== Dataset

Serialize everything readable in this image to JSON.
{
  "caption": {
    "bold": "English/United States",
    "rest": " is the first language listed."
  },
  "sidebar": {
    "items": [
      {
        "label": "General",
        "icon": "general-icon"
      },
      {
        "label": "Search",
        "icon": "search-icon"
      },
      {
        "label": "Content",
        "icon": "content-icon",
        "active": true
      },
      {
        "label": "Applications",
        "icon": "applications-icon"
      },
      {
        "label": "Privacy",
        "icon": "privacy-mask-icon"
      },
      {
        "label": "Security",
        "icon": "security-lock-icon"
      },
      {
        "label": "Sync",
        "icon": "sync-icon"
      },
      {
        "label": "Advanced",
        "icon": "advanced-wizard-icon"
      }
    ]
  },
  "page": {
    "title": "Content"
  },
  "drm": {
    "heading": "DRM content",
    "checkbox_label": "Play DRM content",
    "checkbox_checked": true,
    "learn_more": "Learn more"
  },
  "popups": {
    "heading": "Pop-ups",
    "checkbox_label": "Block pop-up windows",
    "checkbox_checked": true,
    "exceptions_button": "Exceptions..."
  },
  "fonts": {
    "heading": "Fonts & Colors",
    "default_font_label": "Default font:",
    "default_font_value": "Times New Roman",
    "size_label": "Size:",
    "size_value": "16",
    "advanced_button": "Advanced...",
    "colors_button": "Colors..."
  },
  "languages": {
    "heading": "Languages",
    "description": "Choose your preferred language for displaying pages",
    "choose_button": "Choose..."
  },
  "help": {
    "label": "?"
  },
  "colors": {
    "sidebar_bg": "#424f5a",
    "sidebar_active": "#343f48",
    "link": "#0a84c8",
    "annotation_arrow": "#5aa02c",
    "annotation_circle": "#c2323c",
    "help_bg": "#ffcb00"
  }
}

====

Written exercise: Repeat the records above exactly, from the first line to the last.

Complete output:
Serialize everything readable in this image to JSON.
{
  "caption": {
    "bold": "English/United States",
    "rest": " is the first language listed."
  },
  "sidebar": {
    "items": [
      {
        "label": "General",
        "icon": "general-icon"
      },
      {
        "label": "Search",
        "icon": "search-icon"
      },
      {
        "label": "Content",
        "icon": "content-icon",
        "active": true
      },
      {
        "label": "Applications",
        "icon": "applications-icon"
      },
      {
        "label": "Privacy",
        "icon": "privacy-mask-icon"
      },
      {
        "label": "Security",
        "icon": "security-lock-icon"
      },
      {
        "label": "Sync",
        "icon": "sync-icon"
      },
      {
        "label": "Advanced",
        "icon": "advanced-wizard-icon"
      }
    ]
  },
  "page": {
    "title": "Content"
  },
  "drm": {
    "heading": "DRM content",
    "checkbox_label": "Play DRM content",
    "checkbox_checked": true,
    "learn_more": "Learn more"
  },
  "popups": {
    "heading": "Pop-ups",
    "checkbox_label": "Block pop-up windows",
    "checkbox_checked": true,
    "exceptions_button": "Exceptions..."
  },
  "fonts": {
    "heading": "Fonts & Colors",
    "default_font_label": "Default font:",
    "default_font_value": "Times New Roman",
    "size_label": "Size:",
    "size_value": "16",
    "advanced_button": "Advanced...",
    "colors_button": "Colors..."
  },
  "languages": {
    "heading": "Languages",
    "description": "Choose your preferred language for displaying pages",
    "choose_button": "Choose..."
  },
  "help": {
    "label": "?"
  },
  "colors": {
    "sidebar_bg": "#424f5a",
    "sidebar_active": "#343f48",
    "link": "#0a84c8",
    "annotation_arrow": "#5aa02c",
    "annotation_circle": "#c2323c",
    "help_bg": "#ffcb00"
  }
}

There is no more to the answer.